## Begin TASK INPUT
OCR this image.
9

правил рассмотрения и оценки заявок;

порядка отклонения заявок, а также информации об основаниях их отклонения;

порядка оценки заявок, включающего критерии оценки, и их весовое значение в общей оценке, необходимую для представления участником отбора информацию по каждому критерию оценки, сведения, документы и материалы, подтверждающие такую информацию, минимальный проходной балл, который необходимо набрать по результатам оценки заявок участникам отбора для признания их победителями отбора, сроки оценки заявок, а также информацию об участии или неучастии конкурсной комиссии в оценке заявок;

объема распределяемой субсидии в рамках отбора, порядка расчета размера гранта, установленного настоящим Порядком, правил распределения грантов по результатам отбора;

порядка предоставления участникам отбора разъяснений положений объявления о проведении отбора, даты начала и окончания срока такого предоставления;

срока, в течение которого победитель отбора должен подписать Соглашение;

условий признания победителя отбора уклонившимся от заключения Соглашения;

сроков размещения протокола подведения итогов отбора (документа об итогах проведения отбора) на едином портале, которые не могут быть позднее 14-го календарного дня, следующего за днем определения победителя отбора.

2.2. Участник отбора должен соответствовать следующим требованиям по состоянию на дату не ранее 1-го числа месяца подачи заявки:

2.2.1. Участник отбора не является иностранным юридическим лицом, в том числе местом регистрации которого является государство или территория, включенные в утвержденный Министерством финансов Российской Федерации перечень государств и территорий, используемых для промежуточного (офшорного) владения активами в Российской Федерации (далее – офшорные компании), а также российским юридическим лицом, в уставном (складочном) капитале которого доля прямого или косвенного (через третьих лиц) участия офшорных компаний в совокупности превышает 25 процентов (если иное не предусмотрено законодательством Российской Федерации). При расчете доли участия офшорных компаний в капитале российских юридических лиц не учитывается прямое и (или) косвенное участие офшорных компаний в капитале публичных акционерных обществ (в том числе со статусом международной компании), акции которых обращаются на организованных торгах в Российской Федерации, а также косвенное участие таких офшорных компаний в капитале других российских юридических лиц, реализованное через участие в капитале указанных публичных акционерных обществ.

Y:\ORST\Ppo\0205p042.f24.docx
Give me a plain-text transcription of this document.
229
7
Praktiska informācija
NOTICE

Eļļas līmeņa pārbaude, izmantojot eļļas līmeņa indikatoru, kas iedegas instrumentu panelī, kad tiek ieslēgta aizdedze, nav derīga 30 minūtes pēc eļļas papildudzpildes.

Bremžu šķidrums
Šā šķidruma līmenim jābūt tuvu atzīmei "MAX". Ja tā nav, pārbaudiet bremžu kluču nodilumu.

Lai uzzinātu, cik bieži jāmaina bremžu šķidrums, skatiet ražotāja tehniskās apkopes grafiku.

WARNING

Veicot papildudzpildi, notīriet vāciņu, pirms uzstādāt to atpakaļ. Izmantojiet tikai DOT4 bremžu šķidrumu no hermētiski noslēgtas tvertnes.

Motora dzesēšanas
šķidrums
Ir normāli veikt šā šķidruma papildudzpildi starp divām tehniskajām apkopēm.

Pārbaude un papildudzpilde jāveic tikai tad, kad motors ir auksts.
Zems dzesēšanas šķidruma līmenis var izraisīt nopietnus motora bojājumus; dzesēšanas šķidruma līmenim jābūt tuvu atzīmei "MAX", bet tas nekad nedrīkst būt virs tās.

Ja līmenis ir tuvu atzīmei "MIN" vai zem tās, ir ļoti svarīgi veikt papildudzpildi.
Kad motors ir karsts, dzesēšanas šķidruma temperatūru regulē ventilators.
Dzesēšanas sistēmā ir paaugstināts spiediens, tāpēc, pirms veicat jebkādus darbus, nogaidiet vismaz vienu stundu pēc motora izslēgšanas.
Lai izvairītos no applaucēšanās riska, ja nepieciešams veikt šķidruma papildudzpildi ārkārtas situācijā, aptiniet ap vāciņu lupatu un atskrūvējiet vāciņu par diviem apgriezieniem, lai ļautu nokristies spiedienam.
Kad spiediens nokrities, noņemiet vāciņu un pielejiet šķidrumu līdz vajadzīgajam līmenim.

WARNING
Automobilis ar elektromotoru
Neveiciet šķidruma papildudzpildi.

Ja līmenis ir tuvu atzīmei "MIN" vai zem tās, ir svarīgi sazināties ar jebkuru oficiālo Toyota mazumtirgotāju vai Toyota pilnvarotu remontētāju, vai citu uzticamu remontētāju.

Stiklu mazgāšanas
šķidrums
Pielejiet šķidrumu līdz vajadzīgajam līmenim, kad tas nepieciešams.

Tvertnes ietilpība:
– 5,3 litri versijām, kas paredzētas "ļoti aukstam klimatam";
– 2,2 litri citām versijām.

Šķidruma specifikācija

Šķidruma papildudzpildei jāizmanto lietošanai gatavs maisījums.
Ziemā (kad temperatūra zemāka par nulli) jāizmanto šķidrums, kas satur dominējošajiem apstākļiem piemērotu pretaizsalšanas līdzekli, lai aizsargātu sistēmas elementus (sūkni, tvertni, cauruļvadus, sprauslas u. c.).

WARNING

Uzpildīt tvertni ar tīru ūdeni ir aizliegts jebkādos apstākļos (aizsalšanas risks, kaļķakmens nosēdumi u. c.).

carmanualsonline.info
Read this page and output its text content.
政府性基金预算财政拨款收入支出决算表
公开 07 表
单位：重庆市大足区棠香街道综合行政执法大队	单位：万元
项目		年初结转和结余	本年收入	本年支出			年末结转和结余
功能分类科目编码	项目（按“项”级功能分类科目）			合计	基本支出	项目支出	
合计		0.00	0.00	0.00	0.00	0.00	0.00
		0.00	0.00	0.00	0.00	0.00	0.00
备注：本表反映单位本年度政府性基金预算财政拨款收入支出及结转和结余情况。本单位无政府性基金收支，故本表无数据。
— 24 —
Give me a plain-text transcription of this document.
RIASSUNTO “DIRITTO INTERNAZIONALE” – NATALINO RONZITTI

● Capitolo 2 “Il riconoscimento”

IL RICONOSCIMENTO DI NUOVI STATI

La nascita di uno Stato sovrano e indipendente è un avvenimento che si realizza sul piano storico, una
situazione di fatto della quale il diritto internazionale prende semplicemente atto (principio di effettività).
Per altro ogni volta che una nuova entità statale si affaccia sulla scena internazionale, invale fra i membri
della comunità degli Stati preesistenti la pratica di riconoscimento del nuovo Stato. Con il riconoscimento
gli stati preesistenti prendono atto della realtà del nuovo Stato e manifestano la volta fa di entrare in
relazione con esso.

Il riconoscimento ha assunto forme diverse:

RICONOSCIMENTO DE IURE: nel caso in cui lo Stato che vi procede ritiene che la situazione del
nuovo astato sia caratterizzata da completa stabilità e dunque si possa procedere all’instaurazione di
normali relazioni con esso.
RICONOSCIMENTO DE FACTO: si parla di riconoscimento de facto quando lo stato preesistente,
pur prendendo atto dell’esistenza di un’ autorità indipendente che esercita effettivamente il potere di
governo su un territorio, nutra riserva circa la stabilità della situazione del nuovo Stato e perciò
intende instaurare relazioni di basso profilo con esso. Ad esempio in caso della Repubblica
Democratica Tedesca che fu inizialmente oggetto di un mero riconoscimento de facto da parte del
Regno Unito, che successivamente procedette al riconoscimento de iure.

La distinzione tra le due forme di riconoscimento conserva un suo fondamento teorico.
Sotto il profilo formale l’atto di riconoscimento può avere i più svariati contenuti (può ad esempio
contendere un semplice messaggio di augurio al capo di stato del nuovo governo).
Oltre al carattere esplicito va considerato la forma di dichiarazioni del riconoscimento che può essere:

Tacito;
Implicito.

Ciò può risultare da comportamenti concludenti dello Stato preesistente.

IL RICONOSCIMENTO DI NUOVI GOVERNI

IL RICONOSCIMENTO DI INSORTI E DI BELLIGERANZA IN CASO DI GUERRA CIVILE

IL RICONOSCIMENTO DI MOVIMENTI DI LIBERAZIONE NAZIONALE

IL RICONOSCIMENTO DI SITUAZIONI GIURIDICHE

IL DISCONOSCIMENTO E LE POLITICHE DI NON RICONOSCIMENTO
## End TASK INPUT
* **EXERCISE DETAILS**: Across the entries, how many lines hold the word "relazioni"? Say only the number.

* **RESPONSE TO THE TASK**: 2